INFORMATION SHOWN:
┌────────

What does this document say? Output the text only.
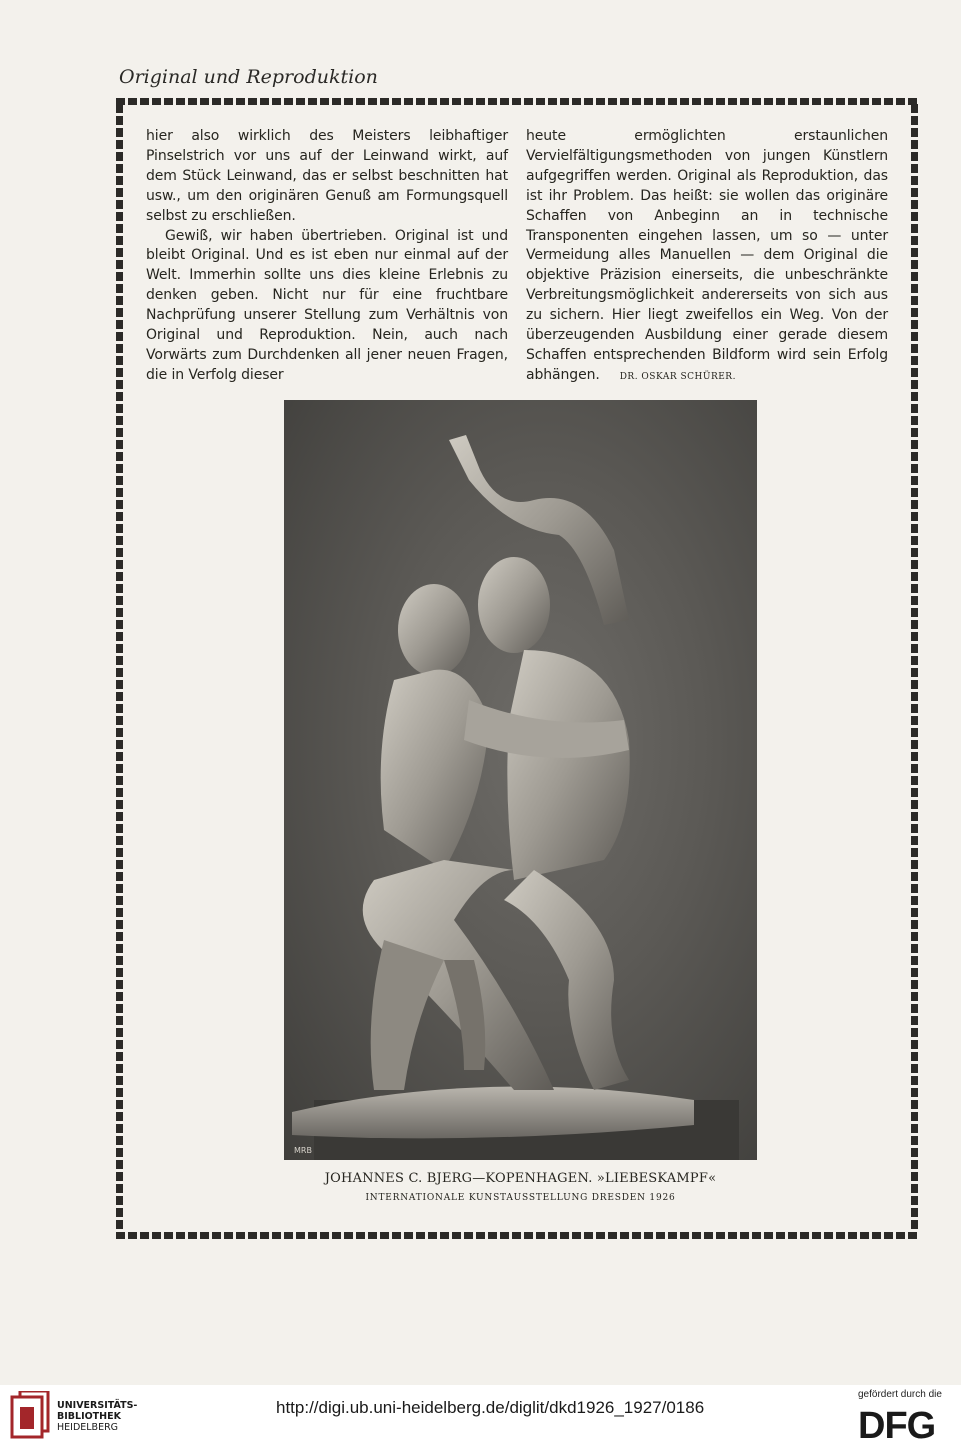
Original und Reproduktion

hier also wirklich des Meisters leibhaftiger Pinselstrich vor uns auf der Leinwand wirkt, auf dem Stück Leinwand, das er selbst beschnitten hat usw., um den originären Genuß am Formungsquell selbst zu erschließen.

Gewiß, wir haben übertrieben. Original ist und bleibt Original. Und es ist eben nur einmal auf der Welt. Immerhin sollte uns dies kleine Erlebnis zu denken geben. Nicht nur für eine fruchtbare Nachprüfung unserer Stellung zum Verhältnis von Original und Reproduktion. Nein, auch nach Vorwärts zum Durchdenken all jener neuen Fragen, die in Verfolg dieser

heute ermöglichten erstaunlichen Vervielfältigungsmethoden von jungen Künstlern aufgegriffen werden. Original als Reproduktion, das ist ihr Problem. Das heißt: sie wollen das originäre Schaffen von Anbeginn an in technische Transponenten eingehen lassen, um so — unter Vermeidung alles Manuellen — dem Original die objektive Präzision einerseits, die unbeschränkte Verbreitungsmöglichkeit andererseits von sich aus zu sichern. Hier liegt zweifellos ein Weg. Von der überzeugenden Ausbildung einer gerade diesem Schaffen entsprechenden Bildform wird sein Erfolg abhängen. DR. OSKAR SCHÜRER.

MRB
JOHANNES C. BJERG—KOPENHAGEN. »LIEBESKAMPF«
INTERNATIONALE KUNSTAUSSTELLUNG DRESDEN 1926
UNIVERSITÄTS-
BIBLIOTHEK
HEIDELBERG
http://digi.ub.uni-heidelberg.de/diglit/dkd1926_1927/0186
gefördert durch die
DFG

└────────

Print the complete listing exactly, apart from any pictures.

SOLUTION TO THE PROBLEM:
What does this document say? Output the text only.
Original und Reproduktion

hier also wirklich des Meisters leibhaftiger Pinselstrich vor uns auf der Leinwand wirkt, auf dem Stück Leinwand, das er selbst beschnitten hat usw., um den originären Genuß am Formungsquell selbst zu erschließen.

Gewiß, wir haben übertrieben. Original ist und bleibt Original. Und es ist eben nur einmal auf der Welt. Immerhin sollte uns dies kleine Erlebnis zu denken geben. Nicht nur für eine fruchtbare Nachprüfung unserer Stellung zum Verhältnis von Original und Reproduktion. Nein, auch nach Vorwärts zum Durchdenken all jener neuen Fragen, die in Verfolg dieser

heute ermöglichten erstaunlichen Vervielfältigungsmethoden von jungen Künstlern aufgegriffen werden. Original als Reproduktion, das ist ihr Problem. Das heißt: sie wollen das originäre Schaffen von Anbeginn an in technische Transponenten eingehen lassen, um so — unter Vermeidung alles Manuellen — dem Original die objektive Präzision einerseits, die unbeschränkte Verbreitungsmöglichkeit andererseits von sich aus zu sichern. Hier liegt zweifellos ein Weg. Von der überzeugenden Ausbildung einer gerade diesem Schaffen entsprechenden Bildform wird sein Erfolg abhängen. DR. OSKAR SCHÜRER.

MRB
JOHANNES C. BJERG—KOPENHAGEN. »LIEBESKAMPF«
INTERNATIONALE KUNSTAUSSTELLUNG DRESDEN 1926
UNIVERSITÄTS-
BIBLIOTHEK
HEIDELBERG
http://digi.ub.uni-heidelberg.de/diglit/dkd1926_1927/0186
gefördert durch die
DFG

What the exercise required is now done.